THE RECORDS ::
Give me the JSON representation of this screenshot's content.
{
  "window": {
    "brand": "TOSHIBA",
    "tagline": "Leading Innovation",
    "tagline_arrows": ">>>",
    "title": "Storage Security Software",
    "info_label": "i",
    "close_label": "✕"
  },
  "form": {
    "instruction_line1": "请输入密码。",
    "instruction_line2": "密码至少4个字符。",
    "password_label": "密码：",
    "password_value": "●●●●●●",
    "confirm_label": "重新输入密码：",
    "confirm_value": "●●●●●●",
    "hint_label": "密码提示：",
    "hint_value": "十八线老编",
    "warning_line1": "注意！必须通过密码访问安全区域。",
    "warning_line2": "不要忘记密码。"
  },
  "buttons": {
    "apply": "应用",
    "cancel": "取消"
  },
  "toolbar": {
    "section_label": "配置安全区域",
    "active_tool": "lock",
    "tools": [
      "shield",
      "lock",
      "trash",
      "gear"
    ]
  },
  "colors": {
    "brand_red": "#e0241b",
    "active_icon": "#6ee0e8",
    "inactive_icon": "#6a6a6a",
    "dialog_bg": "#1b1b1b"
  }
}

PROBLEM DETAILS ::
Output the records verbatim, from the first line to the last.

OUTPUT BELOW ::
Give me the JSON representation of this screenshot's content.
{
  "window": {
    "brand": "TOSHIBA",
    "tagline": "Leading Innovation",
    "tagline_arrows": ">>>",
    "title": "Storage Security Software",
    "info_label": "i",
    "close_label": "✕"
  },
  "form": {
    "instruction_line1": "请输入密码。",
    "instruction_line2": "密码至少4个字符。",
    "password_label": "密码：",
    "password_value": "●●●●●●",
    "confirm_label": "重新输入密码：",
    "confirm_value": "●●●●●●",
    "hint_label": "密码提示：",
    "hint_value": "十八线老编",
    "warning_line1": "注意！必须通过密码访问安全区域。",
    "warning_line2": "不要忘记密码。"
  },
  "buttons": {
    "apply": "应用",
    "cancel": "取消"
  },
  "toolbar": {
    "section_label": "配置安全区域",
    "active_tool": "lock",
    "tools": [
      "shield",
      "lock",
      "trash",
      "gear"
    ]
  },
  "colors": {
    "brand_red": "#e0241b",
    "active_icon": "#6ee0e8",
    "inactive_icon": "#6a6a6a",
    "dialog_bg": "#1b1b1b"
  }
}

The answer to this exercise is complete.